# Stored items from a collection
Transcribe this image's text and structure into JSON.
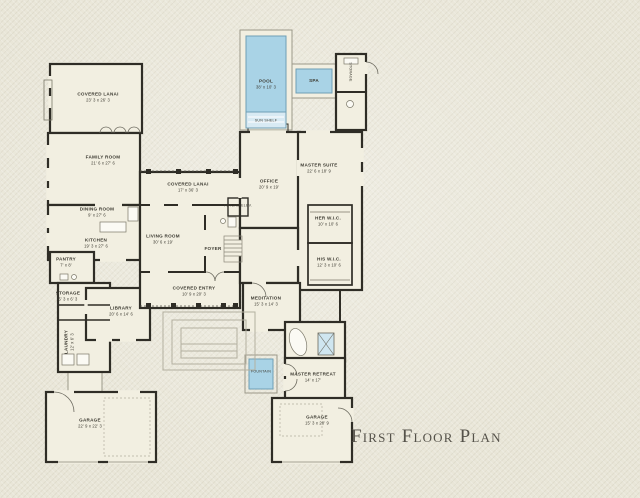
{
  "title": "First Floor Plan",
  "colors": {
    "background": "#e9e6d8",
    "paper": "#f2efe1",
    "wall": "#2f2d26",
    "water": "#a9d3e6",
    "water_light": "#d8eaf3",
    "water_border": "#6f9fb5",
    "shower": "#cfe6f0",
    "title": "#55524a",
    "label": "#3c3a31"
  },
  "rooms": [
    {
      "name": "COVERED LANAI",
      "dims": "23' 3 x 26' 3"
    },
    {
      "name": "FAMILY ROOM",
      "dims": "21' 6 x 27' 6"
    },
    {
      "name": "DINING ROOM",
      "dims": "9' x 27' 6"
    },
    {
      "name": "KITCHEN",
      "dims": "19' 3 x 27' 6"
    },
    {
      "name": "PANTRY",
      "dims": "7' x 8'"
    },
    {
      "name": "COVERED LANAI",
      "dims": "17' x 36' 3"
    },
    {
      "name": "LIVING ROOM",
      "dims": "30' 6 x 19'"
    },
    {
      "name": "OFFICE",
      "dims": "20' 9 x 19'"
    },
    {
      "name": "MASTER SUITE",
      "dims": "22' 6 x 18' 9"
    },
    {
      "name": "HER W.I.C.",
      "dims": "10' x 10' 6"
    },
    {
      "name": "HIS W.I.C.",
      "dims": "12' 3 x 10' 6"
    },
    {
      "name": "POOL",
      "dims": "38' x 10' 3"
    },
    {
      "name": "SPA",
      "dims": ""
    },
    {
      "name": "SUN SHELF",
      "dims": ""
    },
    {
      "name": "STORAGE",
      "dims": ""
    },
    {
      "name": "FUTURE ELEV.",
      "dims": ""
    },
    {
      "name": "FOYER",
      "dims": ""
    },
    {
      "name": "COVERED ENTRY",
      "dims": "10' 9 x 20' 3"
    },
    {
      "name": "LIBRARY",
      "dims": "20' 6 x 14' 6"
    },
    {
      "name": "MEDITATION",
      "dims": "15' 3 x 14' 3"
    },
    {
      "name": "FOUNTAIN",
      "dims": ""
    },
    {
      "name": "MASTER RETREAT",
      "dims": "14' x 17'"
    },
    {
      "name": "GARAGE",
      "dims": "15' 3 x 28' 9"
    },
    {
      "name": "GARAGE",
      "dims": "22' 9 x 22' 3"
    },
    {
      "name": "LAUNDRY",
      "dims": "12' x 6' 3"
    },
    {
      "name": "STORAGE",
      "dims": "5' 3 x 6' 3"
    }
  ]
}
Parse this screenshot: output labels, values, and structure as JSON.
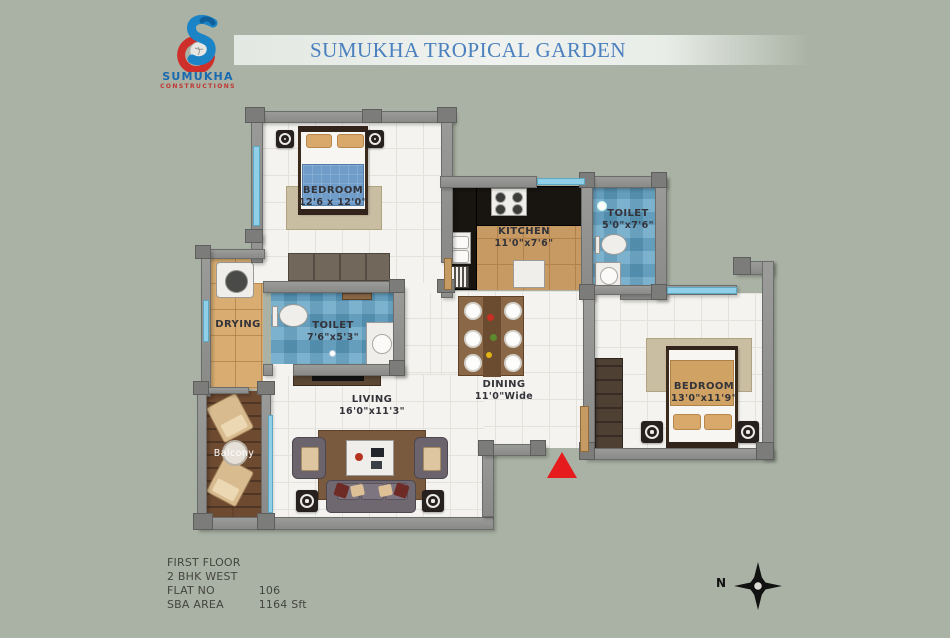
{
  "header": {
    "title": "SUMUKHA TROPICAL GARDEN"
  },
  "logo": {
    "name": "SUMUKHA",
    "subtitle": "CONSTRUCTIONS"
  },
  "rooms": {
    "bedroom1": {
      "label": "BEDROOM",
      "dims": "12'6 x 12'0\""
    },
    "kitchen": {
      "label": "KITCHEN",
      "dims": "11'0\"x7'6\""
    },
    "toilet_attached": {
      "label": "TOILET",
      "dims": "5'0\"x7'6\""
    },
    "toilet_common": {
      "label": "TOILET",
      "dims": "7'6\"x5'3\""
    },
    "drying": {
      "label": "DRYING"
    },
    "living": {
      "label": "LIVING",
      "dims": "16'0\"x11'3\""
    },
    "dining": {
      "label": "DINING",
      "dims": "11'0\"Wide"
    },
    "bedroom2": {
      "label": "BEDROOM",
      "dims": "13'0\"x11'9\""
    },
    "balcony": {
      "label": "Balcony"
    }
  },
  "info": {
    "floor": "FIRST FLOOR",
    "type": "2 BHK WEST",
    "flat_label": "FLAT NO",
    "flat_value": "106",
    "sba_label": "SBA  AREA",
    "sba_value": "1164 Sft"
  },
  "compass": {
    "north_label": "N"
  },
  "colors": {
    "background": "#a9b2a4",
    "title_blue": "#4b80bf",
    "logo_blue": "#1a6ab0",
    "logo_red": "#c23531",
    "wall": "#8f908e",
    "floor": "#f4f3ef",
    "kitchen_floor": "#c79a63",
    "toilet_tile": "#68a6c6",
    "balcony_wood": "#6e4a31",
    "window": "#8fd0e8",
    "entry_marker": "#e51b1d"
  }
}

# Exercise details
Without the pictures, return the entries exactly as they appear.

# Full response
Transcribe this image's text and structure into JSON.
{
  "title": "First Floor Plan",
  "colors": {
    "background": "#e9e6d8",
    "paper": "#f2efe1",
    "wall": "#2f2d26",
    "water": "#a9d3e6",
    "water_light": "#d8eaf3",
    "water_border": "#6f9fb5",
    "shower": "#cfe6f0",
    "title": "#55524a",
    "label": "#3c3a31"
  },
  "rooms": [
    {
      "name": "COVERED LANAI",
      "dims": "23' 3 x 26' 3"
    },
    {
      "name": "FAMILY ROOM",
      "dims": "21' 6 x 27' 6"
    },
    {
      "name": "DINING ROOM",
      "dims": "9' x 27' 6"
    },
    {
      "name": "KITCHEN",
      "dims": "19' 3 x 27' 6"
    },
    {
      "name": "PANTRY",
      "dims": "7' x 8'"
    },
    {
      "name": "COVERED LANAI",
      "dims": "17' x 36' 3"
    },
    {
      "name": "LIVING ROOM",
      "dims": "30' 6 x 19'"
    },
    {
      "name": "OFFICE",
      "dims": "20' 9 x 19'"
    },
    {
      "name": "MASTER SUITE",
      "dims": "22' 6 x 18' 9"
    },
    {
      "name": "HER W.I.C.",
      "dims": "10' x 10' 6"
    },
    {
      "name": "HIS W.I.C.",
      "dims": "12' 3 x 10' 6"
    },
    {
      "name": "POOL",
      "dims": "38' x 10' 3"
    },
    {
      "name": "SPA",
      "dims": ""
    },
    {
      "name": "SUN SHELF",
      "dims": ""
    },
    {
      "name": "STORAGE",
      "dims": ""
    },
    {
      "name": "FUTURE ELEV.",
      "dims": ""
    },
    {
      "name": "FOYER",
      "dims": ""
    },
    {
      "name": "COVERED ENTRY",
      "dims": "10' 9 x 20' 3"
    },
    {
      "name": "LIBRARY",
      "dims": "20' 6 x 14' 6"
    },
    {
      "name": "MEDITATION",
      "dims": "15' 3 x 14' 3"
    },
    {
      "name": "FOUNTAIN",
      "dims": ""
    },
    {
      "name": "MASTER RETREAT",
      "dims": "14' x 17'"
    },
    {
      "name": "GARAGE",
      "dims": "15' 3 x 28' 9"
    },
    {
      "name": "GARAGE",
      "dims": "22' 9 x 22' 3"
    },
    {
      "name": "LAUNDRY",
      "dims": "12' x 6' 3"
    },
    {
      "name": "STORAGE",
      "dims": "5' 3 x 6' 3"
    }
  ]
}
Parse this screenshot: output labels, values, and structure as JSON.
{
  "header": {
    "title": "SUMUKHA TROPICAL GARDEN"
  },
  "logo": {
    "name": "SUMUKHA",
    "subtitle": "CONSTRUCTIONS"
  },
  "rooms": {
    "bedroom1": {
      "label": "BEDROOM",
      "dims": "12'6 x 12'0\""
    },
    "kitchen": {
      "label": "KITCHEN",
      "dims": "11'0\"x7'6\""
    },
    "toilet_attached": {
      "label": "TOILET",
      "dims": "5'0\"x7'6\""
    },
    "toilet_common": {
      "label": "TOILET",
      "dims": "7'6\"x5'3\""
    },
    "drying": {
      "label": "DRYING"
    },
    "living": {
      "label": "LIVING",
      "dims": "16'0\"x11'3\""
    },
    "dining": {
      "label": "DINING",
      "dims": "11'0\"Wide"
    },
    "bedroom2": {
      "label": "BEDROOM",
      "dims": "13'0\"x11'9\""
    },
    "balcony": {
      "label": "Balcony"
    }
  },
  "info": {
    "floor": "FIRST FLOOR",
    "type": "2 BHK WEST",
    "flat_label": "FLAT NO",
    "flat_value": "106",
    "sba_label": "SBA  AREA",
    "sba_value": "1164 Sft"
  },
  "compass": {
    "north_label": "N"
  },
  "colors": {
    "background": "#a9b2a4",
    "title_blue": "#4b80bf",
    "logo_blue": "#1a6ab0",
    "logo_red": "#c23531",
    "wall": "#8f908e",
    "floor": "#f4f3ef",
    "kitchen_floor": "#c79a63",
    "toilet_tile": "#68a6c6",
    "balcony_wood": "#6e4a31",
    "window": "#8fd0e8",
    "entry_marker": "#e51b1d"
  }
}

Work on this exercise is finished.